TASK REQUIREMENTS: Collect all lines from the records below that include the word "JSON".

####

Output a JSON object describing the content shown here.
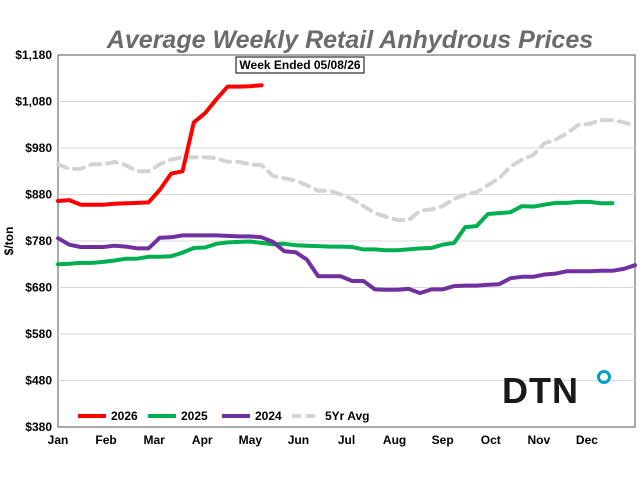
{
  "chart_data": {
    "type": "line",
    "title": "Average Weekly Retail Anhydrous Prices",
    "subtitle": "Week Ended 05/08/26",
    "ylabel": "$/ton",
    "xlabel": "",
    "ylim": [
      380,
      1180
    ],
    "y_ticks": [
      "$380",
      "$480",
      "$580",
      "$680",
      "$780",
      "$880",
      "$980",
      "$1,080",
      "$1,180"
    ],
    "y_tick_values": [
      380,
      480,
      580,
      680,
      780,
      880,
      980,
      1080,
      1180
    ],
    "x_ticks": [
      "Jan",
      "Feb",
      "Mar",
      "Apr",
      "May",
      "Jun",
      "Jul",
      "Aug",
      "Sep",
      "Oct",
      "Nov",
      "Dec"
    ],
    "weeks_per_year": 52,
    "legend_position": "bottom-left",
    "grid": true,
    "series": [
      {
        "name": "2026",
        "color": "#ff0000",
        "dash": "solid",
        "values": [
          866,
          868,
          858,
          858,
          858,
          860,
          861,
          862,
          863,
          890,
          925,
          930,
          1035,
          1055,
          1085,
          1112,
          1112,
          1113,
          1115
        ]
      },
      {
        "name": "2025",
        "color": "#00b050",
        "dash": "solid",
        "values": [
          730,
          731,
          733,
          733,
          735,
          738,
          742,
          742,
          746,
          746,
          747,
          755,
          765,
          766,
          774,
          777,
          778,
          779,
          776,
          773,
          774,
          771,
          770,
          769,
          768,
          768,
          767,
          762,
          762,
          760,
          760,
          762,
          764,
          765,
          772,
          776,
          810,
          812,
          838,
          840,
          842,
          855,
          854,
          858,
          862,
          862,
          864,
          864,
          861,
          861
        ]
      },
      {
        "name": "2024",
        "color": "#7030a0",
        "dash": "solid",
        "values": [
          786,
          772,
          767,
          767,
          767,
          770,
          768,
          764,
          764,
          787,
          788,
          792,
          792,
          792,
          792,
          791,
          790,
          790,
          788,
          778,
          758,
          756,
          740,
          704,
          704,
          704,
          694,
          694,
          676,
          675,
          675,
          677,
          668,
          676,
          676,
          683,
          684,
          684,
          686,
          687,
          700,
          703,
          703,
          708,
          710,
          715,
          715,
          715,
          716,
          716,
          720,
          728
        ]
      },
      {
        "name": "5Yr Avg",
        "color": "#d3d3d3",
        "dash": "dashed",
        "values": [
          945,
          935,
          935,
          945,
          945,
          950,
          943,
          930,
          930,
          945,
          955,
          960,
          960,
          960,
          958,
          950,
          950,
          945,
          943,
          920,
          915,
          910,
          900,
          888,
          888,
          880,
          870,
          855,
          840,
          832,
          825,
          825,
          845,
          848,
          855,
          870,
          880,
          885,
          900,
          915,
          940,
          955,
          965,
          990,
          998,
          1012,
          1030,
          1032,
          1040,
          1040,
          1035,
          1028
        ]
      }
    ]
  },
  "logo": {
    "text": "DTN",
    "dot_color": "#00a3c7"
  }
}
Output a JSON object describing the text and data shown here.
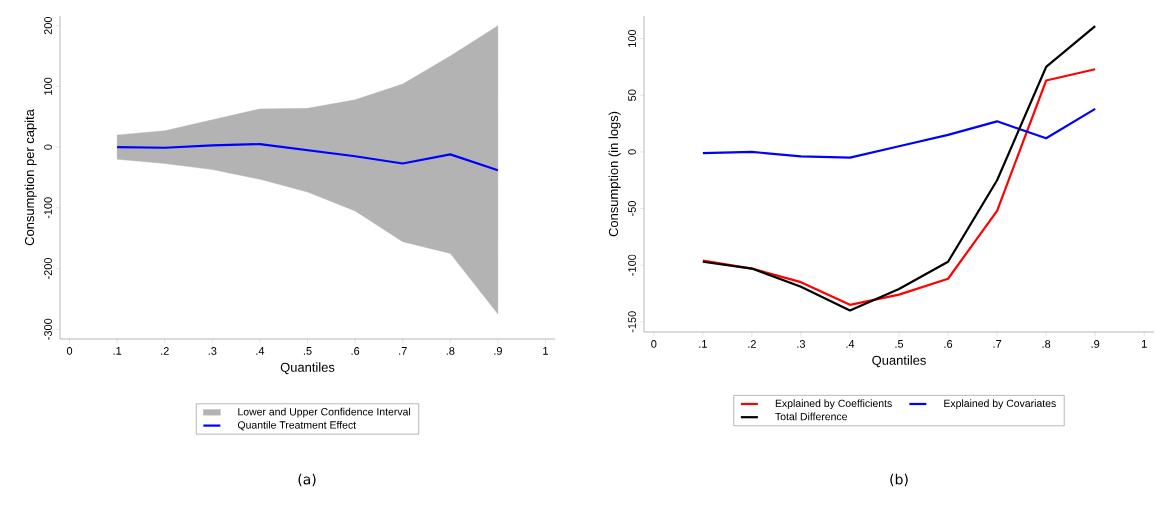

####

WRITTEN SOLUTION:
Output a JSON object describing the content shown here.
Output a JSON object describing the text and data shown here.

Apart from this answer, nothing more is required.